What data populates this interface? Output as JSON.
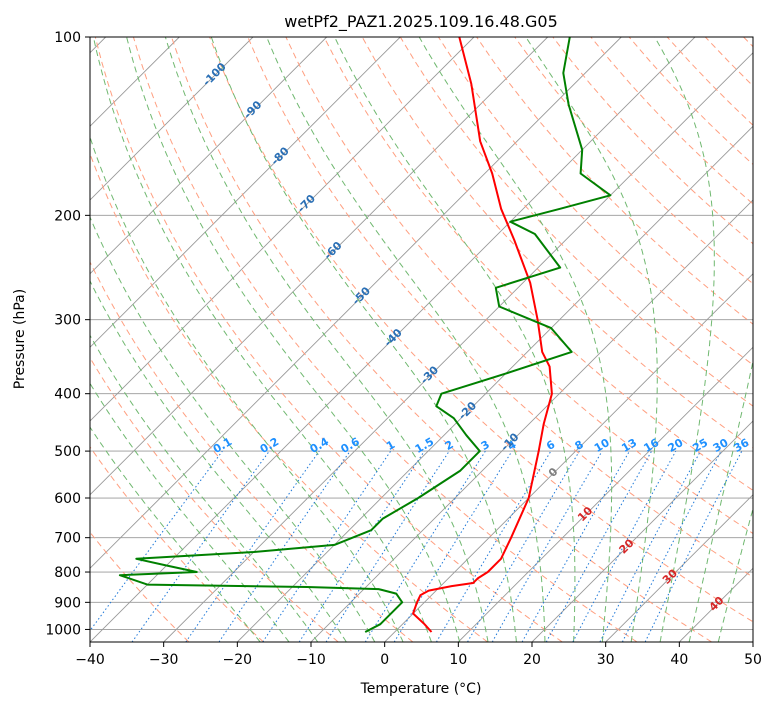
{
  "chart_data": {
    "type": "line",
    "title": "wetPf2_PAZ1.2025.109.16.48.G05",
    "xlabel": "Temperature (°C)",
    "ylabel": "Pressure (hPa)",
    "xlim": [
      -40,
      50
    ],
    "ylim": [
      1050,
      100
    ],
    "y_scale": "log",
    "grid": true,
    "x_ticks": [
      -40,
      -30,
      -20,
      -10,
      0,
      10,
      20,
      30,
      40,
      50
    ],
    "y_ticks": [
      100,
      200,
      300,
      400,
      500,
      600,
      700,
      800,
      900,
      1000
    ],
    "colors": {
      "temperature": "#ff0000",
      "dewpoint": "#008000",
      "isotherm": "#999999",
      "dry_adiabat": "#ff9f80",
      "moist_adiabat": "#70b870",
      "mixing_ratio": "#1e78d8",
      "label_blue": "#2a6fb5",
      "label_red": "#d62728",
      "label_gray": "#7f7f7f",
      "label_mixing": "#1e90ff"
    },
    "isotherm_labels": [
      {
        "text": "-100",
        "temp": -100,
        "p": 115
      },
      {
        "text": "-90",
        "temp": -90,
        "p": 132
      },
      {
        "text": "-80",
        "temp": -80,
        "p": 158
      },
      {
        "text": "-70",
        "temp": -70,
        "p": 190
      },
      {
        "text": "-60",
        "temp": -60,
        "p": 228
      },
      {
        "text": "-50",
        "temp": -50,
        "p": 272
      },
      {
        "text": "-40",
        "temp": -40,
        "p": 320
      },
      {
        "text": "-30",
        "temp": -30,
        "p": 370
      },
      {
        "text": "-20",
        "temp": -20,
        "p": 425
      },
      {
        "text": "-10",
        "temp": -10,
        "p": 480
      }
    ],
    "positive_isotherm_labels": [
      {
        "text": "0",
        "temp": 0,
        "p": 540
      },
      {
        "text": "10",
        "temp": 10,
        "p": 635
      },
      {
        "text": "20",
        "temp": 20,
        "p": 720
      },
      {
        "text": "30",
        "temp": 30,
        "p": 810
      },
      {
        "text": "40",
        "temp": 40,
        "p": 900
      }
    ],
    "mixing_ratio_labels": [
      "0.1",
      "0.2",
      "0.4",
      "0.6",
      "1",
      "1.5",
      "2",
      "3",
      "4",
      "6",
      "8",
      "10",
      "13",
      "16",
      "20",
      "25",
      "30",
      "36"
    ],
    "series": [
      {
        "name": "temperature",
        "points": [
          {
            "p": 1010,
            "t": 5
          },
          {
            "p": 980,
            "t": 3
          },
          {
            "p": 940,
            "t": 0
          },
          {
            "p": 900,
            "t": -1
          },
          {
            "p": 875,
            "t": -1.5
          },
          {
            "p": 860,
            "t": -1
          },
          {
            "p": 845,
            "t": 1.5
          },
          {
            "p": 835,
            "t": 4
          },
          {
            "p": 820,
            "t": 4
          },
          {
            "p": 800,
            "t": 4.5
          },
          {
            "p": 760,
            "t": 4.5
          },
          {
            "p": 700,
            "t": 3
          },
          {
            "p": 600,
            "t": 0
          },
          {
            "p": 500,
            "t": -5
          },
          {
            "p": 450,
            "t": -8
          },
          {
            "p": 400,
            "t": -11
          },
          {
            "p": 360,
            "t": -15
          },
          {
            "p": 340,
            "t": -18
          },
          {
            "p": 300,
            "t": -23
          },
          {
            "p": 260,
            "t": -29
          },
          {
            "p": 220,
            "t": -37
          },
          {
            "p": 195,
            "t": -43
          },
          {
            "p": 170,
            "t": -49
          },
          {
            "p": 150,
            "t": -55
          },
          {
            "p": 120,
            "t": -64
          },
          {
            "p": 100,
            "t": -72
          }
        ]
      },
      {
        "name": "dewpoint",
        "points": [
          {
            "p": 1010,
            "t": -4
          },
          {
            "p": 980,
            "t": -3
          },
          {
            "p": 900,
            "t": -3
          },
          {
            "p": 870,
            "t": -5
          },
          {
            "p": 855,
            "t": -8
          },
          {
            "p": 848,
            "t": -18
          },
          {
            "p": 840,
            "t": -40
          },
          {
            "p": 810,
            "t": -45
          },
          {
            "p": 800,
            "t": -35
          },
          {
            "p": 780,
            "t": -40
          },
          {
            "p": 760,
            "t": -45
          },
          {
            "p": 740,
            "t": -30
          },
          {
            "p": 720,
            "t": -20
          },
          {
            "p": 680,
            "t": -17
          },
          {
            "p": 650,
            "t": -17
          },
          {
            "p": 600,
            "t": -15
          },
          {
            "p": 540,
            "t": -13
          },
          {
            "p": 500,
            "t": -13
          },
          {
            "p": 470,
            "t": -17
          },
          {
            "p": 440,
            "t": -21
          },
          {
            "p": 420,
            "t": -25
          },
          {
            "p": 400,
            "t": -26
          },
          {
            "p": 370,
            "t": -20
          },
          {
            "p": 340,
            "t": -14
          },
          {
            "p": 310,
            "t": -20
          },
          {
            "p": 285,
            "t": -30
          },
          {
            "p": 265,
            "t": -33
          },
          {
            "p": 245,
            "t": -27
          },
          {
            "p": 215,
            "t": -35
          },
          {
            "p": 205,
            "t": -40
          },
          {
            "p": 195,
            "t": -35
          },
          {
            "p": 185,
            "t": -30
          },
          {
            "p": 170,
            "t": -37
          },
          {
            "p": 155,
            "t": -40
          },
          {
            "p": 130,
            "t": -48
          },
          {
            "p": 115,
            "t": -53
          },
          {
            "p": 100,
            "t": -57
          }
        ]
      }
    ]
  }
}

GOAL OF THE EXERCISE >> Pictures stay out of the copy; please restate every record above exactly.

PROBLEM SOLUTION >>
What data populates this interface? Output as JSON.
{
  "chart_data": {
    "type": "line",
    "title": "wetPf2_PAZ1.2025.109.16.48.G05",
    "xlabel": "Temperature (°C)",
    "ylabel": "Pressure (hPa)",
    "xlim": [
      -40,
      50
    ],
    "ylim": [
      1050,
      100
    ],
    "y_scale": "log",
    "grid": true,
    "x_ticks": [
      -40,
      -30,
      -20,
      -10,
      0,
      10,
      20,
      30,
      40,
      50
    ],
    "y_ticks": [
      100,
      200,
      300,
      400,
      500,
      600,
      700,
      800,
      900,
      1000
    ],
    "colors": {
      "temperature": "#ff0000",
      "dewpoint": "#008000",
      "isotherm": "#999999",
      "dry_adiabat": "#ff9f80",
      "moist_adiabat": "#70b870",
      "mixing_ratio": "#1e78d8",
      "label_blue": "#2a6fb5",
      "label_red": "#d62728",
      "label_gray": "#7f7f7f",
      "label_mixing": "#1e90ff"
    },
    "isotherm_labels": [
      {
        "text": "-100",
        "temp": -100,
        "p": 115
      },
      {
        "text": "-90",
        "temp": -90,
        "p": 132
      },
      {
        "text": "-80",
        "temp": -80,
        "p": 158
      },
      {
        "text": "-70",
        "temp": -70,
        "p": 190
      },
      {
        "text": "-60",
        "temp": -60,
        "p": 228
      },
      {
        "text": "-50",
        "temp": -50,
        "p": 272
      },
      {
        "text": "-40",
        "temp": -40,
        "p": 320
      },
      {
        "text": "-30",
        "temp": -30,
        "p": 370
      },
      {
        "text": "-20",
        "temp": -20,
        "p": 425
      },
      {
        "text": "-10",
        "temp": -10,
        "p": 480
      }
    ],
    "positive_isotherm_labels": [
      {
        "text": "0",
        "temp": 0,
        "p": 540
      },
      {
        "text": "10",
        "temp": 10,
        "p": 635
      },
      {
        "text": "20",
        "temp": 20,
        "p": 720
      },
      {
        "text": "30",
        "temp": 30,
        "p": 810
      },
      {
        "text": "40",
        "temp": 40,
        "p": 900
      }
    ],
    "mixing_ratio_labels": [
      "0.1",
      "0.2",
      "0.4",
      "0.6",
      "1",
      "1.5",
      "2",
      "3",
      "4",
      "6",
      "8",
      "10",
      "13",
      "16",
      "20",
      "25",
      "30",
      "36"
    ],
    "series": [
      {
        "name": "temperature",
        "points": [
          {
            "p": 1010,
            "t": 5
          },
          {
            "p": 980,
            "t": 3
          },
          {
            "p": 940,
            "t": 0
          },
          {
            "p": 900,
            "t": -1
          },
          {
            "p": 875,
            "t": -1.5
          },
          {
            "p": 860,
            "t": -1
          },
          {
            "p": 845,
            "t": 1.5
          },
          {
            "p": 835,
            "t": 4
          },
          {
            "p": 820,
            "t": 4
          },
          {
            "p": 800,
            "t": 4.5
          },
          {
            "p": 760,
            "t": 4.5
          },
          {
            "p": 700,
            "t": 3
          },
          {
            "p": 600,
            "t": 0
          },
          {
            "p": 500,
            "t": -5
          },
          {
            "p": 450,
            "t": -8
          },
          {
            "p": 400,
            "t": -11
          },
          {
            "p": 360,
            "t": -15
          },
          {
            "p": 340,
            "t": -18
          },
          {
            "p": 300,
            "t": -23
          },
          {
            "p": 260,
            "t": -29
          },
          {
            "p": 220,
            "t": -37
          },
          {
            "p": 195,
            "t": -43
          },
          {
            "p": 170,
            "t": -49
          },
          {
            "p": 150,
            "t": -55
          },
          {
            "p": 120,
            "t": -64
          },
          {
            "p": 100,
            "t": -72
          }
        ]
      },
      {
        "name": "dewpoint",
        "points": [
          {
            "p": 1010,
            "t": -4
          },
          {
            "p": 980,
            "t": -3
          },
          {
            "p": 900,
            "t": -3
          },
          {
            "p": 870,
            "t": -5
          },
          {
            "p": 855,
            "t": -8
          },
          {
            "p": 848,
            "t": -18
          },
          {
            "p": 840,
            "t": -40
          },
          {
            "p": 810,
            "t": -45
          },
          {
            "p": 800,
            "t": -35
          },
          {
            "p": 780,
            "t": -40
          },
          {
            "p": 760,
            "t": -45
          },
          {
            "p": 740,
            "t": -30
          },
          {
            "p": 720,
            "t": -20
          },
          {
            "p": 680,
            "t": -17
          },
          {
            "p": 650,
            "t": -17
          },
          {
            "p": 600,
            "t": -15
          },
          {
            "p": 540,
            "t": -13
          },
          {
            "p": 500,
            "t": -13
          },
          {
            "p": 470,
            "t": -17
          },
          {
            "p": 440,
            "t": -21
          },
          {
            "p": 420,
            "t": -25
          },
          {
            "p": 400,
            "t": -26
          },
          {
            "p": 370,
            "t": -20
          },
          {
            "p": 340,
            "t": -14
          },
          {
            "p": 310,
            "t": -20
          },
          {
            "p": 285,
            "t": -30
          },
          {
            "p": 265,
            "t": -33
          },
          {
            "p": 245,
            "t": -27
          },
          {
            "p": 215,
            "t": -35
          },
          {
            "p": 205,
            "t": -40
          },
          {
            "p": 195,
            "t": -35
          },
          {
            "p": 185,
            "t": -30
          },
          {
            "p": 170,
            "t": -37
          },
          {
            "p": 155,
            "t": -40
          },
          {
            "p": 130,
            "t": -48
          },
          {
            "p": 115,
            "t": -53
          },
          {
            "p": 100,
            "t": -57
          }
        ]
      }
    ]
  }
}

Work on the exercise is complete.